_SOURCE MATERIAL:_
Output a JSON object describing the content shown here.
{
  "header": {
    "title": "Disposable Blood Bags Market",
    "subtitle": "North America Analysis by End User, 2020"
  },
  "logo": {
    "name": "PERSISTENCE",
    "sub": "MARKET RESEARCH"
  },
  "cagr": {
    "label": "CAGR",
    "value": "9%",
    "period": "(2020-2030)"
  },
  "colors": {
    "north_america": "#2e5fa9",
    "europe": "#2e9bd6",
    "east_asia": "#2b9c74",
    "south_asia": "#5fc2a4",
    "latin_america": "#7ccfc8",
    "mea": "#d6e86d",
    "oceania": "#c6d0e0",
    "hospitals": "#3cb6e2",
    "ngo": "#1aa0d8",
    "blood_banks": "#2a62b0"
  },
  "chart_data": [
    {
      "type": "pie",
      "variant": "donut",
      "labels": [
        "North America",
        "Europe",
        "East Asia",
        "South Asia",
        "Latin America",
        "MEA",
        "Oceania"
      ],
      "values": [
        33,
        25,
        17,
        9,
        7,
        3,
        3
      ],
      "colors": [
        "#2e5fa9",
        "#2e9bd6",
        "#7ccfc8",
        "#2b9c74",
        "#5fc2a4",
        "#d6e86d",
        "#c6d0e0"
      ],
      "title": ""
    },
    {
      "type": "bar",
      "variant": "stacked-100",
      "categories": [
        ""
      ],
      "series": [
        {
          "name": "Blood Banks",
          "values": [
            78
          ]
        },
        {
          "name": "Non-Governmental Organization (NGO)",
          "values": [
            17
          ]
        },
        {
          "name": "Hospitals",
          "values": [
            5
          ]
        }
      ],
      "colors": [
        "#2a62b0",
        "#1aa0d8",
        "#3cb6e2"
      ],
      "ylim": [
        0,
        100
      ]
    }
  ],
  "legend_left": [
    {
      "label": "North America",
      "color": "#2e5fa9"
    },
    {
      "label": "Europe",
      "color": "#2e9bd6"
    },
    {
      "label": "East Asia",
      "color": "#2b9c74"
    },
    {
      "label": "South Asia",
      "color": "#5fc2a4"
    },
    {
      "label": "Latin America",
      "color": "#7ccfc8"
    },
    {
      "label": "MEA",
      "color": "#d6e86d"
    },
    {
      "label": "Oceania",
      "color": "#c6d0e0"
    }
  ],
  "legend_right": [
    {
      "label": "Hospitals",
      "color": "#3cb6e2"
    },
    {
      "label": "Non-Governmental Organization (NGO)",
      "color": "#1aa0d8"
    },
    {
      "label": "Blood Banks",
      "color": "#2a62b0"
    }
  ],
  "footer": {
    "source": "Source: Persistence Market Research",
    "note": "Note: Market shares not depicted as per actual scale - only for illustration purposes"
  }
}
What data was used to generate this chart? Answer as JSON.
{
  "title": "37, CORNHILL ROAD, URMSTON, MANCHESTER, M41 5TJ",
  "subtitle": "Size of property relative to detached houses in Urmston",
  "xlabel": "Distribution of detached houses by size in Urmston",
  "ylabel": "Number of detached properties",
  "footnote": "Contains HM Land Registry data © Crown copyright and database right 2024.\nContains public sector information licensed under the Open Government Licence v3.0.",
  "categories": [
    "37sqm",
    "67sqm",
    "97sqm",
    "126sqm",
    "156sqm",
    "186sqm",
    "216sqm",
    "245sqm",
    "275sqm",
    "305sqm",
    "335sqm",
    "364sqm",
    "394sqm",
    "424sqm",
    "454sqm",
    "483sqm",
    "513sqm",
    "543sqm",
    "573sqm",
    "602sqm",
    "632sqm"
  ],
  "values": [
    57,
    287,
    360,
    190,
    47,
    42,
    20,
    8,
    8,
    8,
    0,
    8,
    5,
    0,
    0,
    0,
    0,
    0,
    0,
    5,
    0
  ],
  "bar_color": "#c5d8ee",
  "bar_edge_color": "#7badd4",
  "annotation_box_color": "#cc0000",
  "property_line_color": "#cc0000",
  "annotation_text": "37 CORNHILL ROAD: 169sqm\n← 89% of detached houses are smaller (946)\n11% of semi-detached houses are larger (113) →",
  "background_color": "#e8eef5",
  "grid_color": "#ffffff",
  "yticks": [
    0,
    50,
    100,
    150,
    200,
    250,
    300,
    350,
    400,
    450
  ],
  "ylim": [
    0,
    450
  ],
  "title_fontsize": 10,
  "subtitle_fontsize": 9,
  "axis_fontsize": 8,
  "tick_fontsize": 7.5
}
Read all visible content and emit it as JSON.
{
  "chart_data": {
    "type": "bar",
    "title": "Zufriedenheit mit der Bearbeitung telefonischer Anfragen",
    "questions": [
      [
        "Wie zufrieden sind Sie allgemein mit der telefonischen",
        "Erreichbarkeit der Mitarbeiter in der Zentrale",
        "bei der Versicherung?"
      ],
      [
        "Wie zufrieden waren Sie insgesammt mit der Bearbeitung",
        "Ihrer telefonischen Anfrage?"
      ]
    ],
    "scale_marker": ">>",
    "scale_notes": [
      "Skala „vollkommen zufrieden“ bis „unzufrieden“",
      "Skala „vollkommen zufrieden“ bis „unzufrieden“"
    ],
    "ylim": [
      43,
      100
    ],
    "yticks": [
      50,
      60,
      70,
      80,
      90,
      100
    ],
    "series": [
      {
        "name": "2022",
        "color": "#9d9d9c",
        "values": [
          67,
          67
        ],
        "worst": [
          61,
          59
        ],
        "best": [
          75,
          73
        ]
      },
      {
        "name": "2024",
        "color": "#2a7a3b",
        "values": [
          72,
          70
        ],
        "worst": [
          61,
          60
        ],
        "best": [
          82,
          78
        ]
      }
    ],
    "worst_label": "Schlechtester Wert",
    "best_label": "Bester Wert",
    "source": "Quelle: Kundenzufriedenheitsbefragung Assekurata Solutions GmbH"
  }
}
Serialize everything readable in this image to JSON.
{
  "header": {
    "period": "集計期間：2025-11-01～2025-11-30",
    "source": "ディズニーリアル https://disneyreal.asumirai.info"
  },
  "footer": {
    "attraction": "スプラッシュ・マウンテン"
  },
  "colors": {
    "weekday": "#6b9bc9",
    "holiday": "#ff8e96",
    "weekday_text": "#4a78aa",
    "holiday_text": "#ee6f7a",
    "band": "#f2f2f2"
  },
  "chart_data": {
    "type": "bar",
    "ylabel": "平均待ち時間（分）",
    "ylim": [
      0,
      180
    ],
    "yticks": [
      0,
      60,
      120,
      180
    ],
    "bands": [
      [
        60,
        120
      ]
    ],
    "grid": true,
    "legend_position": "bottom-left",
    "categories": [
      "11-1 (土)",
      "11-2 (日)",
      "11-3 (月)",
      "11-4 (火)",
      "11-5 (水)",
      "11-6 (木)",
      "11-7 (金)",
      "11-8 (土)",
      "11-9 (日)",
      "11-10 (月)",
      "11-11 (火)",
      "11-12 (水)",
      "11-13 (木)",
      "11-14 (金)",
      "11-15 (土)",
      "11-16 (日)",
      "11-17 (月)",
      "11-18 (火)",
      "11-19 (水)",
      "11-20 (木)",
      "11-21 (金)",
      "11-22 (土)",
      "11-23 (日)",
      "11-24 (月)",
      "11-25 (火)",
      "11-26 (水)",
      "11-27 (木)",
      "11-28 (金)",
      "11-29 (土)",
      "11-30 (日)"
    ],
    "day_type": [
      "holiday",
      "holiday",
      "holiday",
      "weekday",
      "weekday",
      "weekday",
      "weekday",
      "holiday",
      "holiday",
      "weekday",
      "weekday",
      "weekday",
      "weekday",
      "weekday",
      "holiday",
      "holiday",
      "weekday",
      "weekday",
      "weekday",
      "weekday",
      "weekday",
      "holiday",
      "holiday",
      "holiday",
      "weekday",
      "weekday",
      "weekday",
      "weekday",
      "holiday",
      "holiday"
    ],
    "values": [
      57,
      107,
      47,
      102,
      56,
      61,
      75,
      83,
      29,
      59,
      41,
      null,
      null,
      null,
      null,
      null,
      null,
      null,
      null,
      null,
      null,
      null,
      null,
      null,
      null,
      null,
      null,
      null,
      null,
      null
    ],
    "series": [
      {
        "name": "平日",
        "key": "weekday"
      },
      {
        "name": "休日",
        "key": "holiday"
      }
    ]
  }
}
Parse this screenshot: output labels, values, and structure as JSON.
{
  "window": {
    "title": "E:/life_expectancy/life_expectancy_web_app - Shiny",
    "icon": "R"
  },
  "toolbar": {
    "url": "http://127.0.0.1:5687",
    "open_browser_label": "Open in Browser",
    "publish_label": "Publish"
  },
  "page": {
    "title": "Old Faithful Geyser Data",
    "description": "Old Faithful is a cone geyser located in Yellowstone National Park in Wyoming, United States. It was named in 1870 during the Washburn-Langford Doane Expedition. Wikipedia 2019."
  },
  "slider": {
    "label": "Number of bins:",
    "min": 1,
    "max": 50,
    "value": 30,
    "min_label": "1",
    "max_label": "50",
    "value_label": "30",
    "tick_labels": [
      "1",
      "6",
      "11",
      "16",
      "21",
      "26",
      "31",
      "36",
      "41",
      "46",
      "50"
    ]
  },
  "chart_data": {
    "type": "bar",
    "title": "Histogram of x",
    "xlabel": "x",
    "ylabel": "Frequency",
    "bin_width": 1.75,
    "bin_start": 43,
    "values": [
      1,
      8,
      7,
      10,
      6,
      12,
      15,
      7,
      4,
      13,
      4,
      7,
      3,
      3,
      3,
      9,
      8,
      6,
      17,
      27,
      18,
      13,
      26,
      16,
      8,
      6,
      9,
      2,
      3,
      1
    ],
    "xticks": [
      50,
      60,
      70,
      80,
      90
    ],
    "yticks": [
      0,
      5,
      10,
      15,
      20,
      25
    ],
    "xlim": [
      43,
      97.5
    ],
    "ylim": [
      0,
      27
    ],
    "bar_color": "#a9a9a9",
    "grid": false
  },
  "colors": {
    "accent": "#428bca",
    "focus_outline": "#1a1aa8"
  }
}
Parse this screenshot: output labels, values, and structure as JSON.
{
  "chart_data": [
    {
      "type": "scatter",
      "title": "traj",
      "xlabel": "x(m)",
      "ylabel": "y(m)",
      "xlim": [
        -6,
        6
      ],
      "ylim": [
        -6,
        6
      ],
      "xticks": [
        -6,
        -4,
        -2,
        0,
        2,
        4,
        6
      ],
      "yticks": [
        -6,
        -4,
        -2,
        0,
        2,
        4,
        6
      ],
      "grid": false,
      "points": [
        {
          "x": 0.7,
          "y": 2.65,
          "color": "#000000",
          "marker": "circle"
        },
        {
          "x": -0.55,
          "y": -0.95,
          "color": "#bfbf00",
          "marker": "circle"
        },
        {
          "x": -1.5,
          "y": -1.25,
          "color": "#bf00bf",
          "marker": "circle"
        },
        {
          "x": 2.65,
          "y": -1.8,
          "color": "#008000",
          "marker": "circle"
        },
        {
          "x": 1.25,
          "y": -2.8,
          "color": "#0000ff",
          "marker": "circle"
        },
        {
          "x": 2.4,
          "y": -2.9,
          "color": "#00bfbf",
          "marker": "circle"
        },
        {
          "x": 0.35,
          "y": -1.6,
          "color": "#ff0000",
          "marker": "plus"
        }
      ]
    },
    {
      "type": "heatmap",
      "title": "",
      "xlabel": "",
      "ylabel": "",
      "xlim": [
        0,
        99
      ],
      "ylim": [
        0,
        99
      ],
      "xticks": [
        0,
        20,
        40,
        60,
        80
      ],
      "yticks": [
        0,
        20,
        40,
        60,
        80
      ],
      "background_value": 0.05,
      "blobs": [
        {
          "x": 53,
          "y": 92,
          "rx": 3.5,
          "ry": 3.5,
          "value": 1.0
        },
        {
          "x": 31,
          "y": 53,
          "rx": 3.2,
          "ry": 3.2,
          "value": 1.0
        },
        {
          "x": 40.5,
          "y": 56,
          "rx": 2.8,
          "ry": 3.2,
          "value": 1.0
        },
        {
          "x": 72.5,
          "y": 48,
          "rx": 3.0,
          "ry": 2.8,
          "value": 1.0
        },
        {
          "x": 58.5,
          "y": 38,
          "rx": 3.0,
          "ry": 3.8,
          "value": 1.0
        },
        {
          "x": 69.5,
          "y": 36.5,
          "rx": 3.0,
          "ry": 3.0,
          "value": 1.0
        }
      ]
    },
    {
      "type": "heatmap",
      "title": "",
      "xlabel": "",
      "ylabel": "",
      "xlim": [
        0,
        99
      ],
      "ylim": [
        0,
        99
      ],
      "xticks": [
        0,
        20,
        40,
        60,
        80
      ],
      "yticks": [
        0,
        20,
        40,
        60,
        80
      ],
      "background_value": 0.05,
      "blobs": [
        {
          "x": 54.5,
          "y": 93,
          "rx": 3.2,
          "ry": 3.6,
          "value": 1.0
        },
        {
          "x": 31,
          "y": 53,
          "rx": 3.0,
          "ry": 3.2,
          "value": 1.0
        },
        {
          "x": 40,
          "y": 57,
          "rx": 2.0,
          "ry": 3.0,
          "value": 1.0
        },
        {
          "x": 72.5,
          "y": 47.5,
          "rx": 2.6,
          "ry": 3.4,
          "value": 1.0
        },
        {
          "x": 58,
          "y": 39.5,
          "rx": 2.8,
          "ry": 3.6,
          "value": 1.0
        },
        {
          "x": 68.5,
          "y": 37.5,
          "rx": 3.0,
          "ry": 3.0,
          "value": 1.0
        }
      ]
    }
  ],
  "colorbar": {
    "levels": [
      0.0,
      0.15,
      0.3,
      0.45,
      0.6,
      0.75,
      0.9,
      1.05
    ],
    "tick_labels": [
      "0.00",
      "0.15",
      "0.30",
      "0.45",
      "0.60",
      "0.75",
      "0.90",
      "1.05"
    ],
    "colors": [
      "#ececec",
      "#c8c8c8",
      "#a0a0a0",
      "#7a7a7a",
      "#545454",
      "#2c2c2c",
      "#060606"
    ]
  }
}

_WRITTEN PROBLEM:_ Return every line of the preceding records in which the word "houses" appears.

_RESPONSE TO THIS EXERCISE:_
  "subtitle": "Size of property relative to detached houses in Urmston",
  "xlabel": "Distribution of detached houses by size in Urmston",
  "annotation_text": "37 CORNHILL ROAD: 169sqm\n← 89% of detached houses are smaller (946)\n11% of semi-detached houses are larger (113) →",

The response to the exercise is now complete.